Your instructions: Exactly as written, retype the listing below, omitting the pictures.

┏━━

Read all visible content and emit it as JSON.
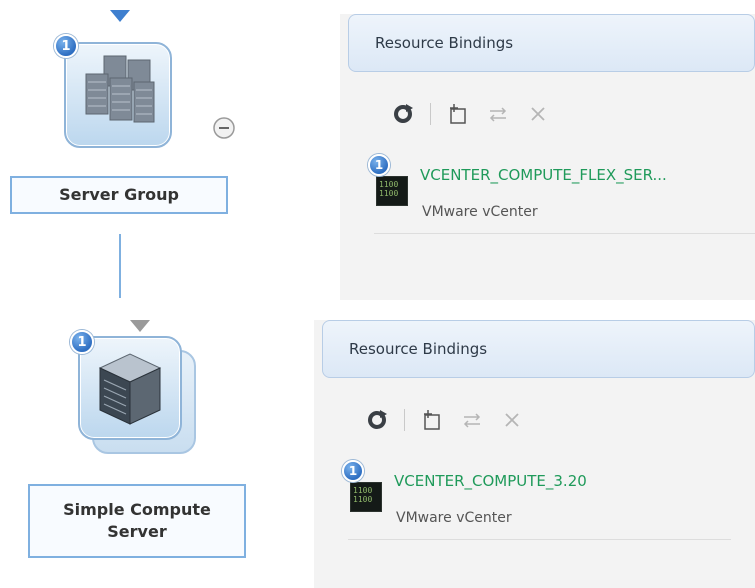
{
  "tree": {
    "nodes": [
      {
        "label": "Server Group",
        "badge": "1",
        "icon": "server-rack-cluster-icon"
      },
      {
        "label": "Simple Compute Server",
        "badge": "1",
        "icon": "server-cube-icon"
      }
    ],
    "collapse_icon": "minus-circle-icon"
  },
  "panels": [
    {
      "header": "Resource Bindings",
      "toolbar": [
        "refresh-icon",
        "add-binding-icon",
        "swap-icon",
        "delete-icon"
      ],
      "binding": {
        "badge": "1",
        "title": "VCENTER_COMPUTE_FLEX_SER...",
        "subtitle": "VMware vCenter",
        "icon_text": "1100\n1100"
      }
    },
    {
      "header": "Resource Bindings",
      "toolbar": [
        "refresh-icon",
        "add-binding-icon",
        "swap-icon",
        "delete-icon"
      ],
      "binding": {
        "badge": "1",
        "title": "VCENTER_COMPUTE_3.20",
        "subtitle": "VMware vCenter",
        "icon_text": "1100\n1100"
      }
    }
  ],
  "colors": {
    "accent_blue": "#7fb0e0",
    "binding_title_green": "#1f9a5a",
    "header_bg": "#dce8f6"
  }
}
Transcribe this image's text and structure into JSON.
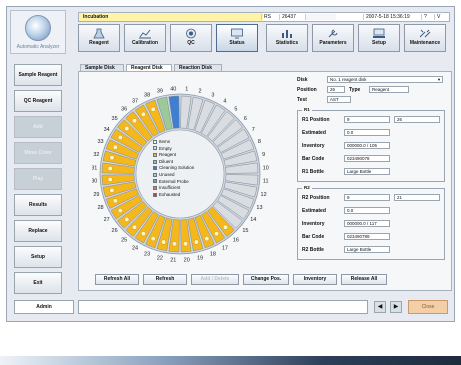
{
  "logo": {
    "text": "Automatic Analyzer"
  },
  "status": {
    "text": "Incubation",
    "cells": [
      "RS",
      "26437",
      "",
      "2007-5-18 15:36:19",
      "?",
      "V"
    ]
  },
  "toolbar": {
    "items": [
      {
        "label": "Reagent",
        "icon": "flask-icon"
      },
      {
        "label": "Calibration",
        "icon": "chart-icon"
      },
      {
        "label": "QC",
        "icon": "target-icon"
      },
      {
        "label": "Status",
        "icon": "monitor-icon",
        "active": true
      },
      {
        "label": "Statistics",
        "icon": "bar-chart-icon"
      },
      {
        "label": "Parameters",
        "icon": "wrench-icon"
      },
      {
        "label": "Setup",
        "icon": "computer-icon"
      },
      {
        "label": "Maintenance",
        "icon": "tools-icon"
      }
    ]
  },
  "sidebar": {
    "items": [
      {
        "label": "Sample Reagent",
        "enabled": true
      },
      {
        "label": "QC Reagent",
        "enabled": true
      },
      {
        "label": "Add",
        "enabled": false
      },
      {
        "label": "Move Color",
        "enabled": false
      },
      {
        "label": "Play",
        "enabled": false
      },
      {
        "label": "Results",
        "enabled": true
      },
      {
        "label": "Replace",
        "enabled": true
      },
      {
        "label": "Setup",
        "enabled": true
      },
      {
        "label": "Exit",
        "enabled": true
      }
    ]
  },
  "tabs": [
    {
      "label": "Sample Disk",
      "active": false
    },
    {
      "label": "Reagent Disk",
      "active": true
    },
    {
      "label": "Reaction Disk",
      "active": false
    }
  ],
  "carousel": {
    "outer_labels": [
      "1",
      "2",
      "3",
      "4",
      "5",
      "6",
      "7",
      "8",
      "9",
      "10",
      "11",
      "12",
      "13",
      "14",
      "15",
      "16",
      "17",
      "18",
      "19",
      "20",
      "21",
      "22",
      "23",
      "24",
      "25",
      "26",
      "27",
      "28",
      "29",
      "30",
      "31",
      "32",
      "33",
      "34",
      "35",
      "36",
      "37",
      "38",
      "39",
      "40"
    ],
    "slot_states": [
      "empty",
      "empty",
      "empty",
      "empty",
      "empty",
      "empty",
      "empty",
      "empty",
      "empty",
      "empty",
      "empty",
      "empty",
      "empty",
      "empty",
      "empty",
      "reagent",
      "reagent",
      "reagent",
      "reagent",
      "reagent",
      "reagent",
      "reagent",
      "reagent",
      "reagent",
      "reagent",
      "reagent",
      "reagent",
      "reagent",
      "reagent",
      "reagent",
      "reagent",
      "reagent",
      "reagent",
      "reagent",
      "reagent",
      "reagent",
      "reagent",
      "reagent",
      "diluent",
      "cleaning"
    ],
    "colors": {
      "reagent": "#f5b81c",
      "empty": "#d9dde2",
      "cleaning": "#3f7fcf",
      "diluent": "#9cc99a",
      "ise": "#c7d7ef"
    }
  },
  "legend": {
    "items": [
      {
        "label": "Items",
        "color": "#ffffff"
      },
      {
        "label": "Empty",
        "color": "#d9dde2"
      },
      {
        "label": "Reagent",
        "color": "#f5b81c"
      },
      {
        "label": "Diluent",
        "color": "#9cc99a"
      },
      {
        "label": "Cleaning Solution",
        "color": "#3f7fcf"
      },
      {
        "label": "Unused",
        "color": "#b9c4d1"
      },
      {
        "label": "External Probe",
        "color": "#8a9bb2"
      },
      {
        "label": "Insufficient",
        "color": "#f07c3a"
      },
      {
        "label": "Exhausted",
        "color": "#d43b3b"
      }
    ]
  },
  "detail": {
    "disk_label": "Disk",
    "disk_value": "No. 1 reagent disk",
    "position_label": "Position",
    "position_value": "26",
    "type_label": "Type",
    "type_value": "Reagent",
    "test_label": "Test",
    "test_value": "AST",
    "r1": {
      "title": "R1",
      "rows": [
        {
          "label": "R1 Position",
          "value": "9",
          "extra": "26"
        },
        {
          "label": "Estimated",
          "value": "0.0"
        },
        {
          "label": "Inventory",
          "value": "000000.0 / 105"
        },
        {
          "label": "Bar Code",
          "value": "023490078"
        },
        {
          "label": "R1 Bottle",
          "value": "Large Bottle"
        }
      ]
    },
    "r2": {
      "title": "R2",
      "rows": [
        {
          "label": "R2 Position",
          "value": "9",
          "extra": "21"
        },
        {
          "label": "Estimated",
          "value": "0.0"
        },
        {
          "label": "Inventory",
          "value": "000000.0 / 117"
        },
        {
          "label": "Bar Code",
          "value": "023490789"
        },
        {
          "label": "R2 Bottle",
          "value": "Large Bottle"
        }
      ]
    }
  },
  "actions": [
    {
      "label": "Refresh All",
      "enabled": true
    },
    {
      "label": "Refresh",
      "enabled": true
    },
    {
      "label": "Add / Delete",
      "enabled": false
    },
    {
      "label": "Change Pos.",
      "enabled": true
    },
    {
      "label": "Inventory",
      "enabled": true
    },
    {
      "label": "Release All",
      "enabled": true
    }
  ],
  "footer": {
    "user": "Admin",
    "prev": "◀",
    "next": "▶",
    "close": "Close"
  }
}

┗━━

Answer to the problem:
Read all visible content and emit it as JSON.
{
  "tree": {
    "nodes": [
      {
        "label": "Server Group",
        "badge": "1",
        "icon": "server-rack-cluster-icon"
      },
      {
        "label": "Simple Compute Server",
        "badge": "1",
        "icon": "server-cube-icon"
      }
    ],
    "collapse_icon": "minus-circle-icon"
  },
  "panels": [
    {
      "header": "Resource Bindings",
      "toolbar": [
        "refresh-icon",
        "add-binding-icon",
        "swap-icon",
        "delete-icon"
      ],
      "binding": {
        "badge": "1",
        "title": "VCENTER_COMPUTE_FLEX_SER...",
        "subtitle": "VMware vCenter",
        "icon_text": "1100\n1100"
      }
    },
    {
      "header": "Resource Bindings",
      "toolbar": [
        "refresh-icon",
        "add-binding-icon",
        "swap-icon",
        "delete-icon"
      ],
      "binding": {
        "badge": "1",
        "title": "VCENTER_COMPUTE_3.20",
        "subtitle": "VMware vCenter",
        "icon_text": "1100\n1100"
      }
    }
  ],
  "colors": {
    "accent_blue": "#7fb0e0",
    "binding_title_green": "#1f9a5a",
    "header_bg": "#dce8f6"
  }
}
Transcribe this image's text and structure into JSON.
{
  "logo": {
    "text": "Automatic Analyzer"
  },
  "status": {
    "text": "Incubation",
    "cells": [
      "RS",
      "26437",
      "",
      "2007-5-18 15:36:19",
      "?",
      "V"
    ]
  },
  "toolbar": {
    "items": [
      {
        "label": "Reagent",
        "icon": "flask-icon"
      },
      {
        "label": "Calibration",
        "icon": "chart-icon"
      },
      {
        "label": "QC",
        "icon": "target-icon"
      },
      {
        "label": "Status",
        "icon": "monitor-icon",
        "active": true
      },
      {
        "label": "Statistics",
        "icon": "bar-chart-icon"
      },
      {
        "label": "Parameters",
        "icon": "wrench-icon"
      },
      {
        "label": "Setup",
        "icon": "computer-icon"
      },
      {
        "label": "Maintenance",
        "icon": "tools-icon"
      }
    ]
  },
  "sidebar": {
    "items": [
      {
        "label": "Sample Reagent",
        "enabled": true
      },
      {
        "label": "QC Reagent",
        "enabled": true
      },
      {
        "label": "Add",
        "enabled": false
      },
      {
        "label": "Move Color",
        "enabled": false
      },
      {
        "label": "Play",
        "enabled": false
      },
      {
        "label": "Results",
        "enabled": true
      },
      {
        "label": "Replace",
        "enabled": true
      },
      {
        "label": "Setup",
        "enabled": true
      },
      {
        "label": "Exit",
        "enabled": true
      }
    ]
  },
  "tabs": [
    {
      "label": "Sample Disk",
      "active": false
    },
    {
      "label": "Reagent Disk",
      "active": true
    },
    {
      "label": "Reaction Disk",
      "active": false
    }
  ],
  "carousel": {
    "outer_labels": [
      "1",
      "2",
      "3",
      "4",
      "5",
      "6",
      "7",
      "8",
      "9",
      "10",
      "11",
      "12",
      "13",
      "14",
      "15",
      "16",
      "17",
      "18",
      "19",
      "20",
      "21",
      "22",
      "23",
      "24",
      "25",
      "26",
      "27",
      "28",
      "29",
      "30",
      "31",
      "32",
      "33",
      "34",
      "35",
      "36",
      "37",
      "38",
      "39",
      "40"
    ],
    "slot_states": [
      "empty",
      "empty",
      "empty",
      "empty",
      "empty",
      "empty",
      "empty",
      "empty",
      "empty",
      "empty",
      "empty",
      "empty",
      "empty",
      "empty",
      "empty",
      "reagent",
      "reagent",
      "reagent",
      "reagent",
      "reagent",
      "reagent",
      "reagent",
      "reagent",
      "reagent",
      "reagent",
      "reagent",
      "reagent",
      "reagent",
      "reagent",
      "reagent",
      "reagent",
      "reagent",
      "reagent",
      "reagent",
      "reagent",
      "reagent",
      "reagent",
      "reagent",
      "diluent",
      "cleaning"
    ],
    "colors": {
      "reagent": "#f5b81c",
      "empty": "#d9dde2",
      "cleaning": "#3f7fcf",
      "diluent": "#9cc99a",
      "ise": "#c7d7ef"
    }
  },
  "legend": {
    "items": [
      {
        "label": "Items",
        "color": "#ffffff"
      },
      {
        "label": "Empty",
        "color": "#d9dde2"
      },
      {
        "label": "Reagent",
        "color": "#f5b81c"
      },
      {
        "label": "Diluent",
        "color": "#9cc99a"
      },
      {
        "label": "Cleaning Solution",
        "color": "#3f7fcf"
      },
      {
        "label": "Unused",
        "color": "#b9c4d1"
      },
      {
        "label": "External Probe",
        "color": "#8a9bb2"
      },
      {
        "label": "Insufficient",
        "color": "#f07c3a"
      },
      {
        "label": "Exhausted",
        "color": "#d43b3b"
      }
    ]
  },
  "detail": {
    "disk_label": "Disk",
    "disk_value": "No. 1 reagent disk",
    "position_label": "Position",
    "position_value": "26",
    "type_label": "Type",
    "type_value": "Reagent",
    "test_label": "Test",
    "test_value": "AST",
    "r1": {
      "title": "R1",
      "rows": [
        {
          "label": "R1 Position",
          "value": "9",
          "extra": "26"
        },
        {
          "label": "Estimated",
          "value": "0.0"
        },
        {
          "label": "Inventory",
          "value": "000000.0 / 105"
        },
        {
          "label": "Bar Code",
          "value": "023490078"
        },
        {
          "label": "R1 Bottle",
          "value": "Large Bottle"
        }
      ]
    },
    "r2": {
      "title": "R2",
      "rows": [
        {
          "label": "R2 Position",
          "value": "9",
          "extra": "21"
        },
        {
          "label": "Estimated",
          "value": "0.0"
        },
        {
          "label": "Inventory",
          "value": "000000.0 / 117"
        },
        {
          "label": "Bar Code",
          "value": "023490789"
        },
        {
          "label": "R2 Bottle",
          "value": "Large Bottle"
        }
      ]
    }
  },
  "actions": [
    {
      "label": "Refresh All",
      "enabled": true
    },
    {
      "label": "Refresh",
      "enabled": true
    },
    {
      "label": "Add / Delete",
      "enabled": false
    },
    {
      "label": "Change Pos.",
      "enabled": true
    },
    {
      "label": "Inventory",
      "enabled": true
    },
    {
      "label": "Release All",
      "enabled": true
    }
  ],
  "footer": {
    "user": "Admin",
    "prev": "◀",
    "next": "▶",
    "close": "Close"
  }
}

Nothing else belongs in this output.